▸ **What is required**: State how many lines of the listing below contain the string "text", treating uppercase and lowercase letters as distinct, and give only that number.

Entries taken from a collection
__________

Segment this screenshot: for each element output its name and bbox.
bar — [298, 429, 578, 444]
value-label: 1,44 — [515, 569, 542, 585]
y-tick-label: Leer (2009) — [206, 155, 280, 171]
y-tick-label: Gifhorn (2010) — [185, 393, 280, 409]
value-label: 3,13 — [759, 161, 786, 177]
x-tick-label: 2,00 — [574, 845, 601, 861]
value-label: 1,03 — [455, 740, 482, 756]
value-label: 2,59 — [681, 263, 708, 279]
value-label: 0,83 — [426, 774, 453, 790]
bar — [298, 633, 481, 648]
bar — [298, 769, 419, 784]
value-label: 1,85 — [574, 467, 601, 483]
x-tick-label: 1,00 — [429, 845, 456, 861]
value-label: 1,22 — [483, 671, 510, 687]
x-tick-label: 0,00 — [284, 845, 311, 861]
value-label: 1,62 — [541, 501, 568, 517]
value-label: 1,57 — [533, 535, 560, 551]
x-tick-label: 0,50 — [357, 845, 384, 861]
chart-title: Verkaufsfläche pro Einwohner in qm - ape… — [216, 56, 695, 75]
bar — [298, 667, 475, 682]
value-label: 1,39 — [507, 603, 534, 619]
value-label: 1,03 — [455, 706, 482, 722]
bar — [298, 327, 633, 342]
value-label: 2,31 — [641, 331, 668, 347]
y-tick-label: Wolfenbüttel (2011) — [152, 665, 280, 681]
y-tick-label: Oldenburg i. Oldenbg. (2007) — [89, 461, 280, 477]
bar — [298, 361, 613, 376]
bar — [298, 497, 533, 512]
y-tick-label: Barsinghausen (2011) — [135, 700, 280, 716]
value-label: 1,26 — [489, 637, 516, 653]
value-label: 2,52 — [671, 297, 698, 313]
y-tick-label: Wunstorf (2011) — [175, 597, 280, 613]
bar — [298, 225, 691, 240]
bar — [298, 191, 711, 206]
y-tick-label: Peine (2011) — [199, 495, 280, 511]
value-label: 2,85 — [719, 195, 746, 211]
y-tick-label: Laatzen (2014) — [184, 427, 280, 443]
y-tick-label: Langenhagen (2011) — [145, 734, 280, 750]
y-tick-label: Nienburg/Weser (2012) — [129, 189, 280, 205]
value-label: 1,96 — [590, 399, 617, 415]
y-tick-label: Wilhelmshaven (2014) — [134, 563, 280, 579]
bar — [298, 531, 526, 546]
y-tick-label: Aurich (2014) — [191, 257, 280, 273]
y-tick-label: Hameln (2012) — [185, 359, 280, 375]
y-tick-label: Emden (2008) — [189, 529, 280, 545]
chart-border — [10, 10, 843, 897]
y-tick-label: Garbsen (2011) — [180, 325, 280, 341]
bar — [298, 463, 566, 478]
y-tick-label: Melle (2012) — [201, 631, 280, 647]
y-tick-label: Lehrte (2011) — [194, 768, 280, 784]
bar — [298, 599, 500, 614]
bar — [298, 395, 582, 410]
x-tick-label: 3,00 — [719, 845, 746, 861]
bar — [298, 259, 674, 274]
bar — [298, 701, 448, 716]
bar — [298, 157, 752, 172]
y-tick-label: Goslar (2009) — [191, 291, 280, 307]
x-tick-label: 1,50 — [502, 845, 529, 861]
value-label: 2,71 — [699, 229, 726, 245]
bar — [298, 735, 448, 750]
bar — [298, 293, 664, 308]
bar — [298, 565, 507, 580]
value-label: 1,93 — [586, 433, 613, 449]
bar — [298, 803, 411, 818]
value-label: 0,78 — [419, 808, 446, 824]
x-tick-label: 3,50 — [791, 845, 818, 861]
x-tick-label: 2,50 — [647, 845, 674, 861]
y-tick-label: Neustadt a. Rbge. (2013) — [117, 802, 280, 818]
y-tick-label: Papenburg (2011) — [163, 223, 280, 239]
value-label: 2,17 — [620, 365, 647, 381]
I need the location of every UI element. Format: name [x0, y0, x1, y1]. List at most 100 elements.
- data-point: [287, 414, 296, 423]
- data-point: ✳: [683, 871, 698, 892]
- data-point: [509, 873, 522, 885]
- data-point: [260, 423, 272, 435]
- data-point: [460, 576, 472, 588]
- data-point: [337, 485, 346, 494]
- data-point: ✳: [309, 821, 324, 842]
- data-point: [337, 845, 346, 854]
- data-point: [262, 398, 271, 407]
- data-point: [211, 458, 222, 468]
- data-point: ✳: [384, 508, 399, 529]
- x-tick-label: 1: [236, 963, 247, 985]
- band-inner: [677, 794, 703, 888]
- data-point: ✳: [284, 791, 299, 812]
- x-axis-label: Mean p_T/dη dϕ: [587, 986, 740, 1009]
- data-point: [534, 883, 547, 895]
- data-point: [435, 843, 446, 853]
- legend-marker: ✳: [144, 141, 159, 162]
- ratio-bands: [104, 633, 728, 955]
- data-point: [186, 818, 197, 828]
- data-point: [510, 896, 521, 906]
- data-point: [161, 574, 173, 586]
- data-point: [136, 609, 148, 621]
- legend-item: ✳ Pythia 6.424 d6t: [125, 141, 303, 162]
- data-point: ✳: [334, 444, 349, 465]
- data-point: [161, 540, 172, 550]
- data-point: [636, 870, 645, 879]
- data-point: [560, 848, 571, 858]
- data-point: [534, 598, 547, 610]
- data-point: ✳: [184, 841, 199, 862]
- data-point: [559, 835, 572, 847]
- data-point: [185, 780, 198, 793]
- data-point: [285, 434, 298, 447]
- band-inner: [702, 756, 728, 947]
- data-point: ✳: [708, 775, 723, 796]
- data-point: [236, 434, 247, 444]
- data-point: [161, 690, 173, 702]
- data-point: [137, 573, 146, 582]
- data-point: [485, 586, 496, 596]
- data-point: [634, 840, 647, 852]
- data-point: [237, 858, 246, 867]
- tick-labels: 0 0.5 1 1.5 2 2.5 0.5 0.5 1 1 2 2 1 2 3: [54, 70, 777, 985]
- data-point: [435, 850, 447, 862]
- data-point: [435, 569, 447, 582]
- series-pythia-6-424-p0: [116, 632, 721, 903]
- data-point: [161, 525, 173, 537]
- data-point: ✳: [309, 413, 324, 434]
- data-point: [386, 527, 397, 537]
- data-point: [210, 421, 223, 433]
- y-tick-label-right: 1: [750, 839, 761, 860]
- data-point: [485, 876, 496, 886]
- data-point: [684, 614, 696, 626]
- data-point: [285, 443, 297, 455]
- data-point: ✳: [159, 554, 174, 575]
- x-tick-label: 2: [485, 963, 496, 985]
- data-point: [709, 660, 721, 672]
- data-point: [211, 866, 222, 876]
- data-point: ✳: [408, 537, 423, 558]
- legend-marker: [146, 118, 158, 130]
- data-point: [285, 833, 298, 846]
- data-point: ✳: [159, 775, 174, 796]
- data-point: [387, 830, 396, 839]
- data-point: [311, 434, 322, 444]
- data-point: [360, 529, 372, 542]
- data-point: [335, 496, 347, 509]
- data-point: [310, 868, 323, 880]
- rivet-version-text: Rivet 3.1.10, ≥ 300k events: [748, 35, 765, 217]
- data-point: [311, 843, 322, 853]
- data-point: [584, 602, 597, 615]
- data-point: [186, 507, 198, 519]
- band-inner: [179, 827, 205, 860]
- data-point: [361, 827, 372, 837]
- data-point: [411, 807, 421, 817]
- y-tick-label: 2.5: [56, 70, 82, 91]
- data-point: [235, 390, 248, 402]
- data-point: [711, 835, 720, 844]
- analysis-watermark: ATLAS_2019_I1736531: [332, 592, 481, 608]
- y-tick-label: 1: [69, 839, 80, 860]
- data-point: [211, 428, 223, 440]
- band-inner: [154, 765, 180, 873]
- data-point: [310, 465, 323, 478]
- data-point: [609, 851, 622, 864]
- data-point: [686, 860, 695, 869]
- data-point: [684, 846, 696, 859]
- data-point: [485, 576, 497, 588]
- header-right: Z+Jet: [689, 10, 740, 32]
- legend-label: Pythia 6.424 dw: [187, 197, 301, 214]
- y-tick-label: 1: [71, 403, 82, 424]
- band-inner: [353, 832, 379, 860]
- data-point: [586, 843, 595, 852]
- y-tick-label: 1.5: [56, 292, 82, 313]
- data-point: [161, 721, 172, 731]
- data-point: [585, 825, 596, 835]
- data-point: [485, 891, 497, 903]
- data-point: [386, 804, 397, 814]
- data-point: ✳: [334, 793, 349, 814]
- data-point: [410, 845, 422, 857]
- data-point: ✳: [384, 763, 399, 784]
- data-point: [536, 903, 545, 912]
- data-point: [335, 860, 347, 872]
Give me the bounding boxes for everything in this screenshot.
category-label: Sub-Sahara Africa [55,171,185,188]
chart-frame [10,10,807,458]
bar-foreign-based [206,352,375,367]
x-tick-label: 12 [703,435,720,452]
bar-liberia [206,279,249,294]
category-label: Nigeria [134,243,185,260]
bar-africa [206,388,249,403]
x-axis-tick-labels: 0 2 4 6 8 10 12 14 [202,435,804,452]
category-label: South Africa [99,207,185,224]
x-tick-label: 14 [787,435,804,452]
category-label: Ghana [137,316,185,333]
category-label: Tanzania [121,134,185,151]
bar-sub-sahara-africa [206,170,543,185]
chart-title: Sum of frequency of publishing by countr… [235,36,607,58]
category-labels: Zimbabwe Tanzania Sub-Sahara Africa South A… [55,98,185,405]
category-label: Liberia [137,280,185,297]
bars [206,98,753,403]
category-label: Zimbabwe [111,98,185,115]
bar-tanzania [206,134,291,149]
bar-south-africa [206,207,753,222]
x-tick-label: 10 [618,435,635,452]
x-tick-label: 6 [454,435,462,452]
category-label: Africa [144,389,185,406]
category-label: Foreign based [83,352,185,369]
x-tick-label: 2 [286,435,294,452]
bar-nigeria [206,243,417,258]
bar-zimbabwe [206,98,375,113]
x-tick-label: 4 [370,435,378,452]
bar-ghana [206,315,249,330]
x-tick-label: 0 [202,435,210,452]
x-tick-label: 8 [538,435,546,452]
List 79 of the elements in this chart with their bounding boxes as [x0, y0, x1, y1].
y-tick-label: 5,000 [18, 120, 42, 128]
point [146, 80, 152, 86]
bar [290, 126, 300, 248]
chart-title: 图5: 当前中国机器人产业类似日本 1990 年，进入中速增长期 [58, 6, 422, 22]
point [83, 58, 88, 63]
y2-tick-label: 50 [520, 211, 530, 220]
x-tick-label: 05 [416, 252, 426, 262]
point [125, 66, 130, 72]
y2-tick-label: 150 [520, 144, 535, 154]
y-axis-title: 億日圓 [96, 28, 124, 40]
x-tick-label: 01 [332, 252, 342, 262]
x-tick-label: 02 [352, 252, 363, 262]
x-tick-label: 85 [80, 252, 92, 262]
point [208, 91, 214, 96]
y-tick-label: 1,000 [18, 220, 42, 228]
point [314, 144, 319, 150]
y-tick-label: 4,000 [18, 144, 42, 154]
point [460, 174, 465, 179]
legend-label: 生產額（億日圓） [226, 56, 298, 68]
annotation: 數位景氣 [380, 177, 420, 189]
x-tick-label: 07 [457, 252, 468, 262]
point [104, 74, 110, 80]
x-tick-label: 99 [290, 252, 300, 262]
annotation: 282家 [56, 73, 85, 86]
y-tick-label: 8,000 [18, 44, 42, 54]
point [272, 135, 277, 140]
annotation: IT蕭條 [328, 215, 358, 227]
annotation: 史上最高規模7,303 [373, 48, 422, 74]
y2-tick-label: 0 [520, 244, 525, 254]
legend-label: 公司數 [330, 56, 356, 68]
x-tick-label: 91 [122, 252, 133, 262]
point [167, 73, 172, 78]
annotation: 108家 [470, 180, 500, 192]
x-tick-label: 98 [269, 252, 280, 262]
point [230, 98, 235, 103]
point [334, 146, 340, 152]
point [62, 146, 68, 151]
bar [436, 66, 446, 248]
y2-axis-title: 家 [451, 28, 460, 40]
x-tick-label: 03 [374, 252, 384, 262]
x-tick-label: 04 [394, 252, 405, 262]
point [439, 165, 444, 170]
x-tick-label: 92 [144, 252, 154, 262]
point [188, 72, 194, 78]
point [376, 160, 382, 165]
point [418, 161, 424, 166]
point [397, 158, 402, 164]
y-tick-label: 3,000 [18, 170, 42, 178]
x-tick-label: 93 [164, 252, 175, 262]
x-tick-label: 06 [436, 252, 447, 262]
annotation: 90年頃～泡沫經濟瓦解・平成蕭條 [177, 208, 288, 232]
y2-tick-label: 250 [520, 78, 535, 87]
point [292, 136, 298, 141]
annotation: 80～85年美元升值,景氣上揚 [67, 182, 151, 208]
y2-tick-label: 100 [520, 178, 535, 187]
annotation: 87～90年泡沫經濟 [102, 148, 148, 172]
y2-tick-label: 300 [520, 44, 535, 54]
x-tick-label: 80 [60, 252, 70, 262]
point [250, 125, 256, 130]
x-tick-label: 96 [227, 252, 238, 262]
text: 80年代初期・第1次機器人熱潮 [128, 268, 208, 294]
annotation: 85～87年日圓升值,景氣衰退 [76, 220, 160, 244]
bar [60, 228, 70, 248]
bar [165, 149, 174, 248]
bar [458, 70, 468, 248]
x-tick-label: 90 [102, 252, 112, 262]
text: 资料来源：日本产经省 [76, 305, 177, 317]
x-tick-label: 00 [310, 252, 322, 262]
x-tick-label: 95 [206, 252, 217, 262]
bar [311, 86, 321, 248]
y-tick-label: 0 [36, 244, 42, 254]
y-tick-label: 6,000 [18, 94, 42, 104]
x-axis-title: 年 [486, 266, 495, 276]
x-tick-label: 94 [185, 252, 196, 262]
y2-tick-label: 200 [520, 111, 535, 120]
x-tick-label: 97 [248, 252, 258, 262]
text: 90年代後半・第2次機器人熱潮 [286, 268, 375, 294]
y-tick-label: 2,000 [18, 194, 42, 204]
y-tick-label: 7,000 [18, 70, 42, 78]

__________

▸ **Written answer**: 4